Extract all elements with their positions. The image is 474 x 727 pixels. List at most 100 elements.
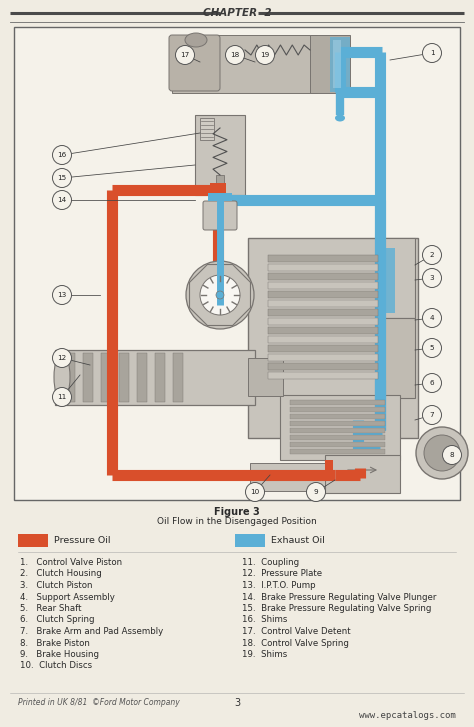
Text: Pressure Oil: Pressure Oil — [54, 536, 110, 545]
Circle shape — [443, 446, 462, 465]
Text: 2: 2 — [430, 252, 434, 258]
Text: 17.  Control Valve Detent: 17. Control Valve Detent — [242, 627, 351, 636]
Text: 1.   Control Valve Piston: 1. Control Valve Piston — [20, 558, 122, 567]
Bar — [290, 421, 385, 426]
Bar — [280, 395, 400, 460]
Bar — [268, 300, 378, 307]
Circle shape — [422, 246, 441, 265]
Circle shape — [422, 339, 441, 358]
Text: 18: 18 — [230, 52, 240, 58]
Ellipse shape — [185, 33, 207, 47]
Text: 13.  I.P.T.O. Pump: 13. I.P.T.O. Pump — [242, 581, 316, 590]
Text: 7: 7 — [430, 412, 434, 418]
Text: 3.   Clutch Piston: 3. Clutch Piston — [20, 581, 92, 590]
Circle shape — [307, 483, 326, 502]
Circle shape — [216, 291, 224, 299]
Text: 4.   Support Assembly: 4. Support Assembly — [20, 593, 115, 601]
Bar — [268, 336, 378, 343]
Bar — [290, 435, 385, 440]
Text: 18.  Control Valve Spring: 18. Control Valve Spring — [242, 638, 349, 648]
Circle shape — [422, 406, 441, 425]
Text: 19.  Shims: 19. Shims — [242, 650, 287, 659]
Text: 17: 17 — [181, 52, 190, 58]
Text: 2.   Clutch Housing: 2. Clutch Housing — [20, 569, 102, 579]
Bar — [290, 400, 385, 405]
Text: 7.   Brake Arm and Pad Assembly: 7. Brake Arm and Pad Assembly — [20, 627, 163, 636]
Bar — [333, 40, 341, 88]
Bar — [268, 273, 378, 280]
Bar — [268, 327, 378, 334]
Bar — [208, 193, 232, 201]
Bar — [268, 255, 378, 262]
Bar — [250, 463, 325, 491]
Bar — [55, 350, 255, 405]
Bar — [268, 354, 378, 361]
Bar — [216, 175, 224, 195]
Circle shape — [255, 46, 274, 65]
Circle shape — [53, 286, 72, 305]
Bar — [155, 353, 165, 402]
Bar — [101, 353, 111, 402]
Bar — [83, 353, 93, 402]
Text: 12: 12 — [57, 355, 67, 361]
Bar — [290, 442, 385, 447]
Bar — [310, 35, 350, 93]
Circle shape — [53, 190, 72, 209]
Bar — [137, 353, 147, 402]
Text: 5: 5 — [430, 345, 434, 351]
Bar — [290, 414, 385, 419]
Bar — [119, 353, 129, 402]
Circle shape — [422, 44, 441, 63]
Text: 3: 3 — [234, 698, 240, 708]
Bar — [290, 449, 385, 454]
Text: 15.  Brake Pressure Regulating Valve Spring: 15. Brake Pressure Regulating Valve Spri… — [242, 604, 431, 613]
Text: 13: 13 — [57, 292, 67, 298]
Bar — [235, 534, 265, 547]
Text: 6: 6 — [430, 380, 434, 386]
Text: 16: 16 — [57, 152, 67, 158]
Bar — [325, 460, 333, 475]
Text: 12.  Pressure Plate: 12. Pressure Plate — [242, 569, 322, 579]
Circle shape — [416, 427, 468, 479]
Bar — [268, 309, 378, 316]
Text: Figure 3: Figure 3 — [214, 507, 260, 517]
Text: 8.   Brake Piston: 8. Brake Piston — [20, 638, 90, 648]
Circle shape — [422, 374, 441, 393]
Text: CHAPTER  2: CHAPTER 2 — [203, 8, 271, 18]
Bar — [268, 345, 378, 352]
Bar — [248, 358, 283, 396]
Ellipse shape — [335, 114, 345, 121]
Bar — [290, 428, 385, 433]
Bar — [210, 183, 226, 198]
Text: 9: 9 — [314, 489, 319, 495]
Circle shape — [422, 268, 441, 287]
Bar — [195, 115, 245, 195]
Circle shape — [424, 435, 460, 471]
Circle shape — [175, 46, 194, 65]
Text: 5.   Rear Shaft: 5. Rear Shaft — [20, 604, 82, 613]
FancyBboxPatch shape — [203, 201, 237, 230]
Circle shape — [53, 348, 72, 368]
Text: 4: 4 — [430, 315, 434, 321]
Bar — [383, 248, 395, 313]
Text: 10.  Clutch Discs: 10. Clutch Discs — [20, 662, 92, 670]
Bar — [268, 363, 378, 370]
Circle shape — [53, 169, 72, 188]
Text: 6.   Clutch Spring: 6. Clutch Spring — [20, 616, 94, 624]
Bar — [330, 37, 350, 92]
Text: 16.  Shims: 16. Shims — [242, 616, 287, 624]
Bar — [380, 238, 415, 318]
Text: 9.   Brake Housing: 9. Brake Housing — [20, 650, 99, 659]
Circle shape — [422, 308, 441, 327]
Text: www.epcatalogs.com: www.epcatalogs.com — [359, 711, 456, 720]
Bar — [18, 534, 48, 547]
Bar — [268, 291, 378, 298]
Bar — [290, 407, 385, 412]
Circle shape — [246, 483, 264, 502]
Text: 10: 10 — [250, 489, 260, 495]
Text: 14: 14 — [57, 197, 67, 203]
Circle shape — [186, 261, 254, 329]
Bar — [65, 353, 75, 402]
Text: Printed in UK 8/81  ©Ford Motor Company: Printed in UK 8/81 ©Ford Motor Company — [18, 698, 180, 707]
Text: Oil Flow in the Disengaged Position: Oil Flow in the Disengaged Position — [157, 517, 317, 526]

* _GIVEN REQUEST_: Rewrite every line of the rows above as a numbered list, dropping blank lines and leaving out the pictures.

* _WORKED ANSWER_:
1. Extract all elements with their positions. The image is 474 x 727 pixels. List at most 100 elements.
2. Text: Pressure Oil: Pressure Oil — [54, 536, 110, 545]
3. Circle shape — [443, 446, 462, 465]
4. Text: 2: 2 — [430, 252, 434, 258]
5. Text: 17.  Control Valve Detent: 17. Control Valve Detent — [242, 627, 351, 636]
6. Text: 1.   Control Valve Piston: 1. Control Valve Piston — [20, 558, 122, 567]
7. Bar — [290, 421, 385, 426]
8. Bar — [280, 395, 400, 460]
9. Bar — [268, 300, 378, 307]
10. Circle shape — [422, 246, 441, 265]
11. Circle shape — [422, 339, 441, 358]
12. Text: 18: 18 — [230, 52, 240, 58]
13. Ellipse shape — [185, 33, 207, 47]
14. Text: 13.  I.P.T.O. Pump: 13. I.P.T.O. Pump — [242, 581, 316, 590]
15. Text: 7: 7 — [430, 412, 434, 418]
16. Text: 3.   Clutch Piston: 3. Clutch Piston — [20, 581, 92, 590]
17. Circle shape — [307, 483, 326, 502]
18. Circle shape — [216, 291, 224, 299]
19. Text: 4.   Support Assembly: 4. Support Assembly — [20, 593, 115, 601]
20. Bar — [268, 336, 378, 343]
21. Bar — [290, 435, 385, 440]
22. Text: 18.  Control Valve Spring: 18. Control Valve Spring — [242, 638, 349, 648]
23. Circle shape — [422, 406, 441, 425]
24. Text: 19.  Shims: 19. Shims — [242, 650, 287, 659]
25. Text: 17: 17 — [181, 52, 190, 58]
26. Text: 2.   Clutch Housing: 2. Clutch Housing — [20, 569, 102, 579]
27. Bar — [290, 400, 385, 405]
28. Text: 7.   Brake Arm and Pad Assembly: 7. Brake Arm and Pad Assembly — [20, 627, 163, 636]
29. Bar — [333, 40, 341, 88]
30. Bar — [268, 273, 378, 280]
31. Bar — [268, 327, 378, 334]
32. Bar — [208, 193, 232, 201]
33. Bar — [268, 255, 378, 262]
34. Bar — [250, 463, 325, 491]
35. Bar — [55, 350, 255, 405]
36. Bar — [268, 354, 378, 361]
37. Bar — [216, 175, 224, 195]
38. Circle shape — [255, 46, 274, 65]
39. Circle shape — [53, 286, 72, 305]
40. Bar — [155, 353, 165, 402]
41. Bar — [101, 353, 111, 402]
42. Bar — [83, 353, 93, 402]
43. Text: 12: 12 — [57, 355, 67, 361]
44. Bar — [290, 442, 385, 447]
45. Bar — [310, 35, 350, 93]
46. Circle shape — [53, 190, 72, 209]
47. Bar — [137, 353, 147, 402]
48. Text: 5: 5 — [430, 345, 434, 351]
49. Bar — [290, 414, 385, 419]
50. Bar — [119, 353, 129, 402]
51. Circle shape — [422, 44, 441, 63]
52. Text: 3: 3 — [234, 698, 240, 708]
53. Bar — [290, 449, 385, 454]
54. Text: 15.  Brake Pressure Regulating Valve Spring: 15. Brake Pressure Regulating Valve Spri… — [242, 604, 431, 613]
55. Text: 13: 13 — [57, 292, 67, 298]
56. Bar — [235, 534, 265, 547]
57. Text: 6: 6 — [430, 380, 434, 386]
58. Text: 16: 16 — [57, 152, 67, 158]
59. Bar — [325, 460, 333, 475]
60. Text: 12.  Pressure Plate: 12. Pressure Plate — [242, 569, 322, 579]
61. Circle shape — [416, 427, 468, 479]
62. Bar — [268, 309, 378, 316]
63. Text: Figure 3: Figure 3 — [214, 507, 260, 517]
64. Text: 8.   Brake Piston: 8. Brake Piston — [20, 638, 90, 648]
65. Circle shape — [422, 374, 441, 393]
66. Text: CHAPTER  2: CHAPTER 2 — [203, 8, 271, 18]
67. Bar — [268, 345, 378, 352]
68. Bar — [248, 358, 283, 396]
69. Ellipse shape — [335, 114, 345, 121]
70. Bar — [290, 428, 385, 433]
71. Bar — [210, 183, 226, 198]
72. Text: 9: 9 — [314, 489, 319, 495]
73. Circle shape — [422, 268, 441, 287]
74. Bar — [195, 115, 245, 195]
75. Circle shape — [424, 435, 460, 471]
76. Circle shape — [175, 46, 194, 65]
77. Text: 5.   Rear Shaft: 5. Rear Shaft — [20, 604, 82, 613]
78. FancyBboxPatch shape — [203, 201, 237, 230]
79. Circle shape — [53, 348, 72, 368]
80. Text: 4: 4 — [430, 315, 434, 321]
81. Bar — [383, 248, 395, 313]
82. Text: 10.  Clutch Discs: 10. Clutch Discs — [20, 662, 92, 670]
83. Bar — [268, 363, 378, 370]
84. Circle shape — [53, 169, 72, 188]
85. Text: 6.   Clutch Spring: 6. Clutch Spring — [20, 616, 94, 624]
86. Bar — [330, 37, 350, 92]
87. Text: 16.  Shims: 16. Shims — [242, 616, 287, 624]
88. Bar — [380, 238, 415, 318]
89. Text: 9.   Brake Housing: 9. Brake Housing — [20, 650, 99, 659]
90. Circle shape — [422, 308, 441, 327]
91. Text: www.epcatalogs.com: www.epcatalogs.com — [359, 711, 456, 720]
92. Bar — [18, 534, 48, 547]
93. Bar — [268, 291, 378, 298]
94. Bar — [290, 407, 385, 412]
95. Circle shape — [246, 483, 264, 502]
96. Text: 10: 10 — [250, 489, 260, 495]
97. Text: 14: 14 — [57, 197, 67, 203]
98. Circle shape — [186, 261, 254, 329]
99. Bar — [65, 353, 75, 402]
100. Text: Printed in UK 8/81  ©Ford Motor Company: Printed in UK 8/81 ©Ford Motor Company — [18, 698, 180, 707]
101. Text: Oil Flow in the Disengaged Position: Oil Flow in the Disengaged Position — [157, 517, 317, 526]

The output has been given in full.